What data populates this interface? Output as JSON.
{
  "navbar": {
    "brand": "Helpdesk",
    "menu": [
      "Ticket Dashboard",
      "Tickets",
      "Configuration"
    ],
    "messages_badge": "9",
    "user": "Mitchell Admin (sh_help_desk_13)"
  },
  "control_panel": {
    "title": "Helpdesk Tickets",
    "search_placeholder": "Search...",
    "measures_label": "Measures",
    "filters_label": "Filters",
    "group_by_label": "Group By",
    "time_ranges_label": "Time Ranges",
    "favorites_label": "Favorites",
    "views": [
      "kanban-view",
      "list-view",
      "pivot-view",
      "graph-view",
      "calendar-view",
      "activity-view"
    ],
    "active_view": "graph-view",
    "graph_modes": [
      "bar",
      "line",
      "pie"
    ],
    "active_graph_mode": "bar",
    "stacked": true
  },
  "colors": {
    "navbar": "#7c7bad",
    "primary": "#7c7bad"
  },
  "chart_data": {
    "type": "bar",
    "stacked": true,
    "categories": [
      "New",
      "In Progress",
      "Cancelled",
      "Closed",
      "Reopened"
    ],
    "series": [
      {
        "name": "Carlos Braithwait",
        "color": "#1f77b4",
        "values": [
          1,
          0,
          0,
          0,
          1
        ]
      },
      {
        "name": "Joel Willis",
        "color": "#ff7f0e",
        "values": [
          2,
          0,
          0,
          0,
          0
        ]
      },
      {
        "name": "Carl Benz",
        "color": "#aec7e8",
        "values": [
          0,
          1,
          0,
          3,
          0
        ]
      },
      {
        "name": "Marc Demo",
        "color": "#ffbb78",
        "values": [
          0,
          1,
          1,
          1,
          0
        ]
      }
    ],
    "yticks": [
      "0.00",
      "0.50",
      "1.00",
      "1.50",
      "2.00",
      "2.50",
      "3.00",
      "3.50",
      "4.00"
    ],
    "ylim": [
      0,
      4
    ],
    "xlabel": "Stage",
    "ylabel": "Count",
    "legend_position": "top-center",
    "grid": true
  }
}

#### What is asked
Nothing in the data may differ; print all of it exactly as written.

#### Task output
What data populates this interface? Output as JSON.
{
  "navbar": {
    "brand": "Helpdesk",
    "menu": [
      "Ticket Dashboard",
      "Tickets",
      "Configuration"
    ],
    "messages_badge": "9",
    "user": "Mitchell Admin (sh_help_desk_13)"
  },
  "control_panel": {
    "title": "Helpdesk Tickets",
    "search_placeholder": "Search...",
    "measures_label": "Measures",
    "filters_label": "Filters",
    "group_by_label": "Group By",
    "time_ranges_label": "Time Ranges",
    "favorites_label": "Favorites",
    "views": [
      "kanban-view",
      "list-view",
      "pivot-view",
      "graph-view",
      "calendar-view",
      "activity-view"
    ],
    "active_view": "graph-view",
    "graph_modes": [
      "bar",
      "line",
      "pie"
    ],
    "active_graph_mode": "bar",
    "stacked": true
  },
  "colors": {
    "navbar": "#7c7bad",
    "primary": "#7c7bad"
  },
  "chart_data": {
    "type": "bar",
    "stacked": true,
    "categories": [
      "New",
      "In Progress",
      "Cancelled",
      "Closed",
      "Reopened"
    ],
    "series": [
      {
        "name": "Carlos Braithwait",
        "color": "#1f77b4",
        "values": [
          1,
          0,
          0,
          0,
          1
        ]
      },
      {
        "name": "Joel Willis",
        "color": "#ff7f0e",
        "values": [
          2,
          0,
          0,
          0,
          0
        ]
      },
      {
        "name": "Carl Benz",
        "color": "#aec7e8",
        "values": [
          0,
          1,
          0,
          3,
          0
        ]
      },
      {
        "name": "Marc Demo",
        "color": "#ffbb78",
        "values": [
          0,
          1,
          1,
          1,
          0
        ]
      }
    ],
    "yticks": [
      "0.00",
      "0.50",
      "1.00",
      "1.50",
      "2.00",
      "2.50",
      "3.00",
      "3.50",
      "4.00"
    ],
    "ylim": [
      0,
      4
    ],
    "xlabel": "Stage",
    "ylabel": "Count",
    "legend_position": "top-center",
    "grid": true
  }
}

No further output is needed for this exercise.